▶ [THE REQUEST]:
Output every entry exactly as written, skipping any pictures.

▶ [MATERIAL SHOWN]:
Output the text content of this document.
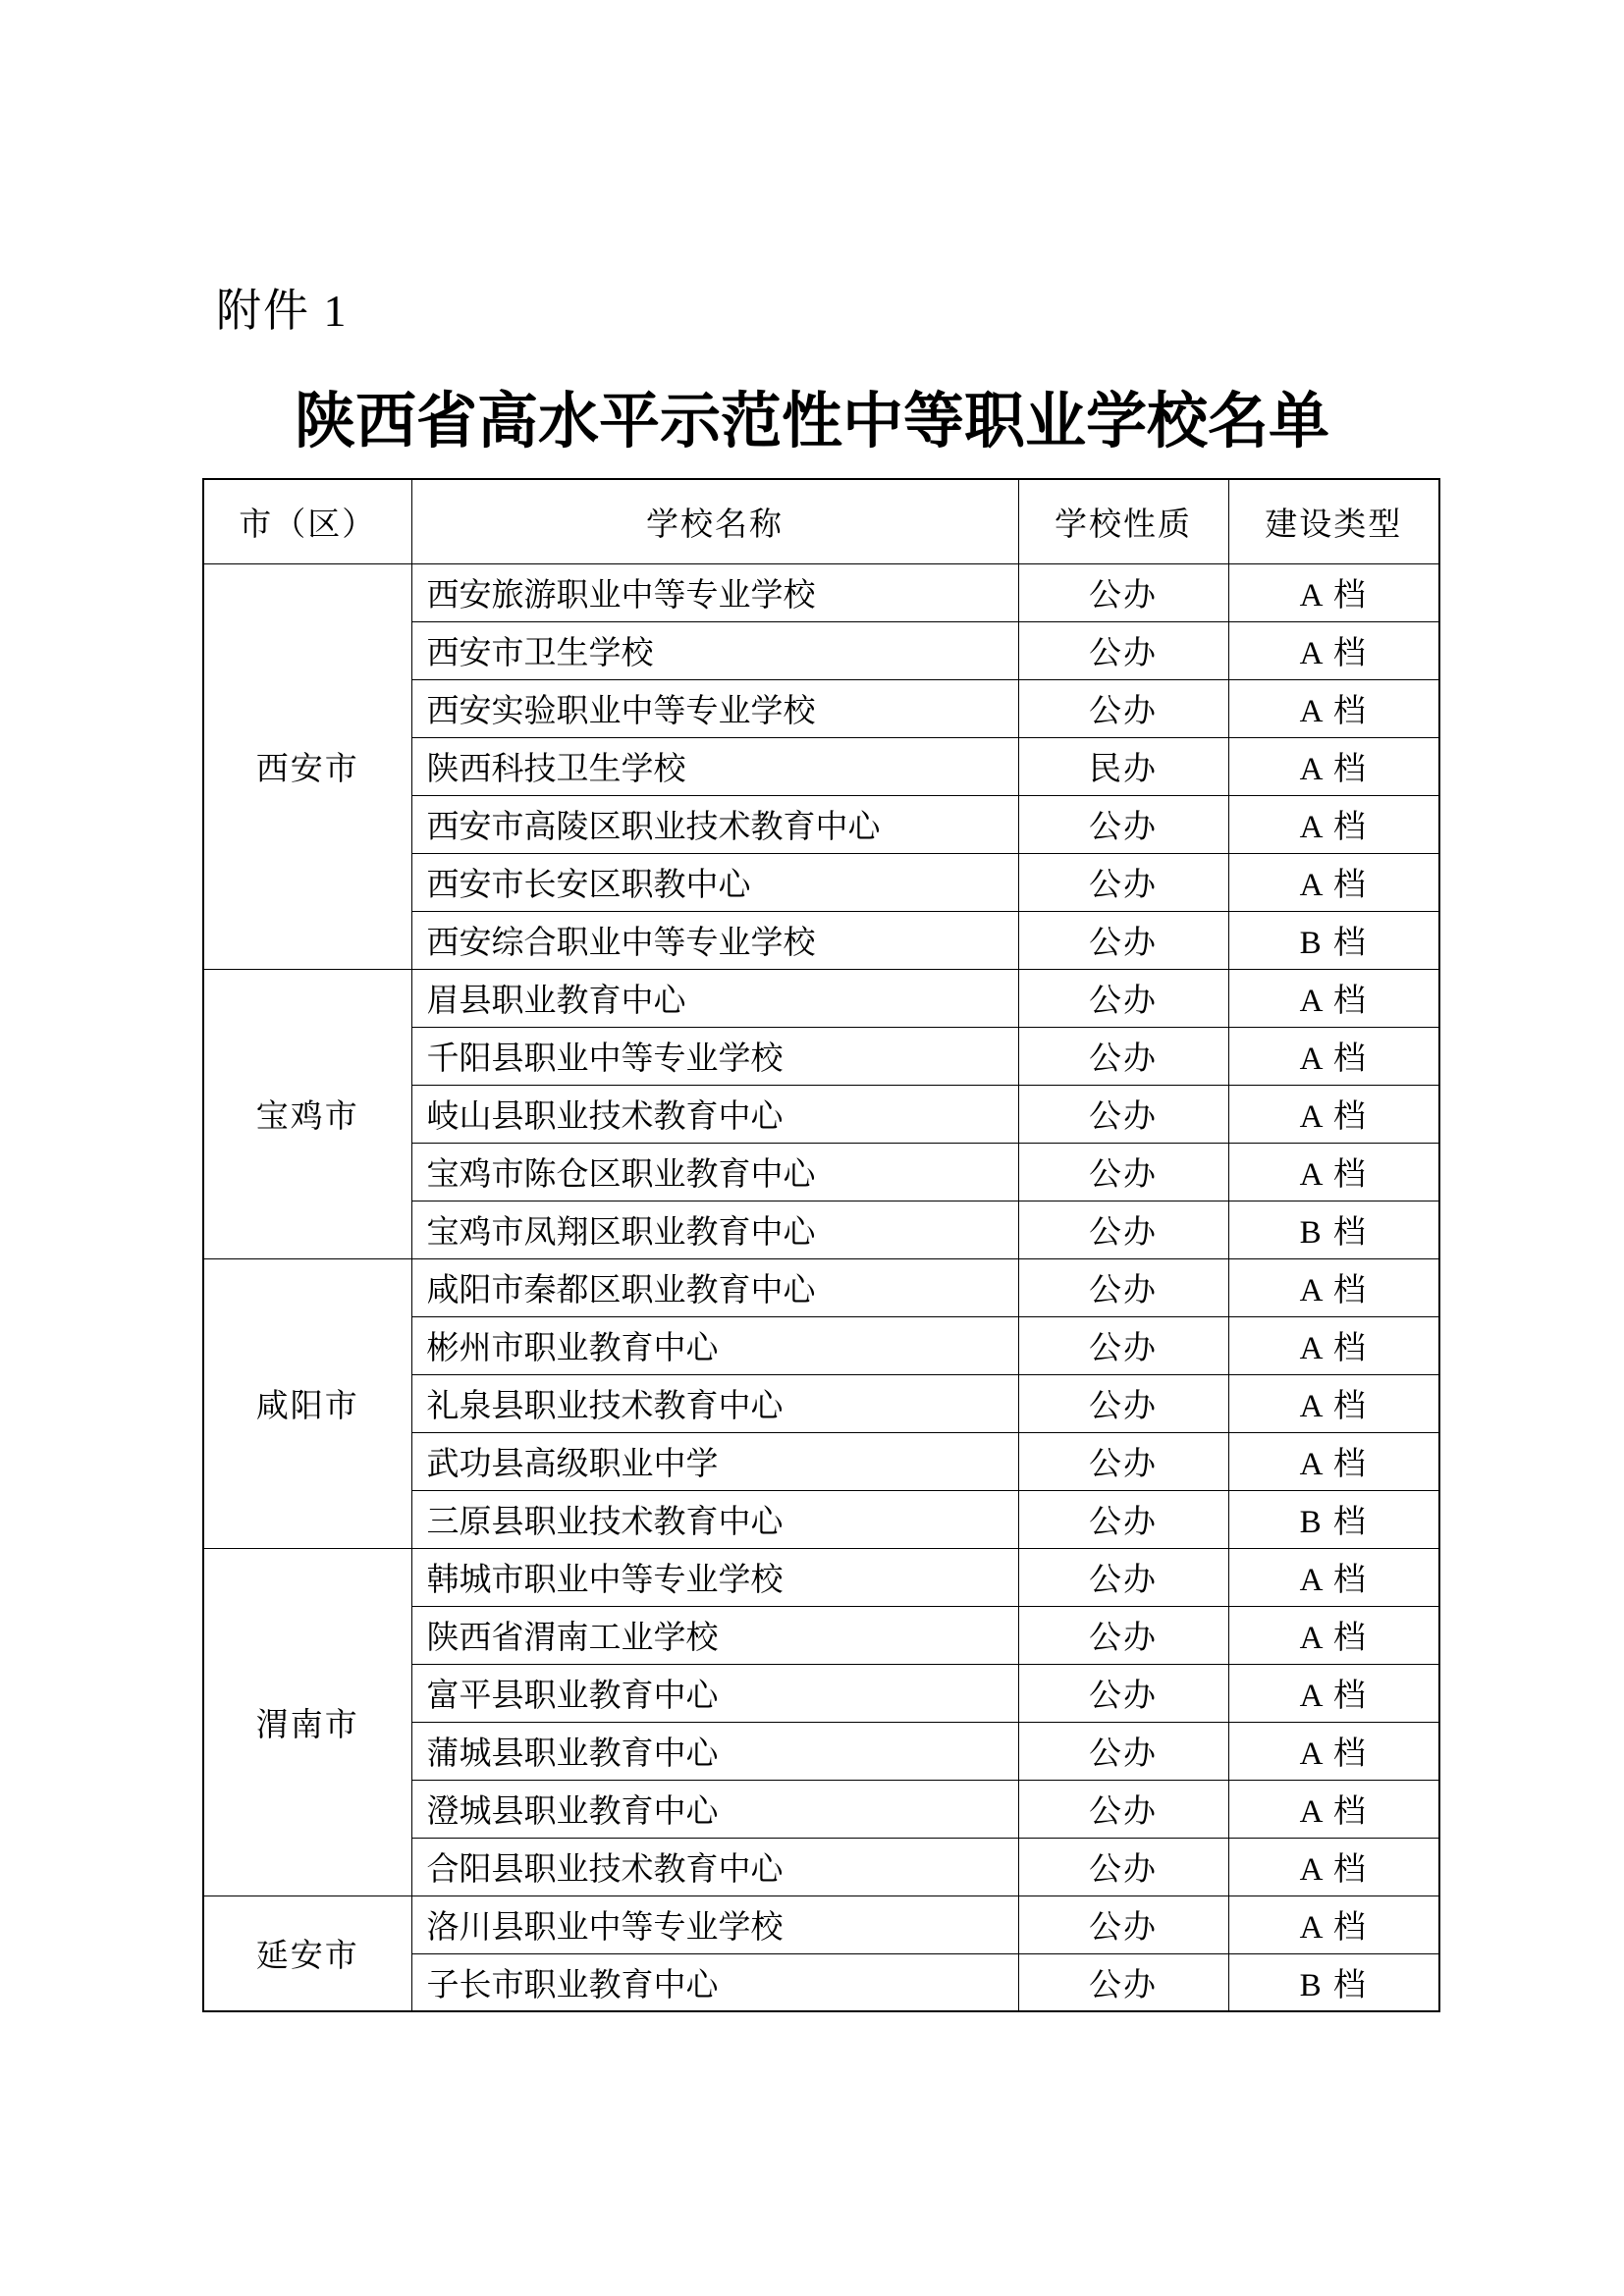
附件 1
陕西省高水平示范性中等职业学校名单
市（区）	学校名称	学校性质	建设类型
西安市	西安旅游职业中等专业学校	公办	A 档
	西安市卫生学校	公办	A 档
	西安实验职业中等专业学校	公办	A 档
	陕西科技卫生学校	民办	A 档
	西安市高陵区职业技术教育中心	公办	A 档
	西安市长安区职教中心	公办	A 档
	西安综合职业中等专业学校	公办	B 档
宝鸡市	眉县职业教育中心	公办	A 档
	千阳县职业中等专业学校	公办	A 档
	岐山县职业技术教育中心	公办	A 档
	宝鸡市陈仓区职业教育中心	公办	A 档
	宝鸡市凤翔区职业教育中心	公办	B 档
咸阳市	咸阳市秦都区职业教育中心	公办	A 档
	彬州市职业教育中心	公办	A 档
	礼泉县职业技术教育中心	公办	A 档
	武功县高级职业中学	公办	A 档
	三原县职业技术教育中心	公办	B 档
渭南市	韩城市职业中等专业学校	公办	A 档
	陕西省渭南工业学校	公办	A 档
	富平县职业教育中心	公办	A 档
	蒲城县职业教育中心	公办	A 档
	澄城县职业教育中心	公办	A 档
	合阳县职业技术教育中心	公办	A 档
延安市	洛川县职业中等专业学校	公办	A 档
	子长市职业教育中心	公办	B 档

▶ [REPLY]:
Output the text content of this document.
附件 1
陕西省高水平示范性中等职业学校名单
市（区）	学校名称	学校性质	建设类型
西安市	西安旅游职业中等专业学校	公办	A 档
	西安市卫生学校	公办	A 档
	西安实验职业中等专业学校	公办	A 档
	陕西科技卫生学校	民办	A 档
	西安市高陵区职业技术教育中心	公办	A 档
	西安市长安区职教中心	公办	A 档
	西安综合职业中等专业学校	公办	B 档
宝鸡市	眉县职业教育中心	公办	A 档
	千阳县职业中等专业学校	公办	A 档
	岐山县职业技术教育中心	公办	A 档
	宝鸡市陈仓区职业教育中心	公办	A 档
	宝鸡市凤翔区职业教育中心	公办	B 档
咸阳市	咸阳市秦都区职业教育中心	公办	A 档
	彬州市职业教育中心	公办	A 档
	礼泉县职业技术教育中心	公办	A 档
	武功县高级职业中学	公办	A 档
	三原县职业技术教育中心	公办	B 档
渭南市	韩城市职业中等专业学校	公办	A 档
	陕西省渭南工业学校	公办	A 档
	富平县职业教育中心	公办	A 档
	蒲城县职业教育中心	公办	A 档
	澄城县职业教育中心	公办	A 档
	合阳县职业技术教育中心	公办	A 档
延安市	洛川县职业中等专业学校	公办	A 档
	子长市职业教育中心	公办	B 档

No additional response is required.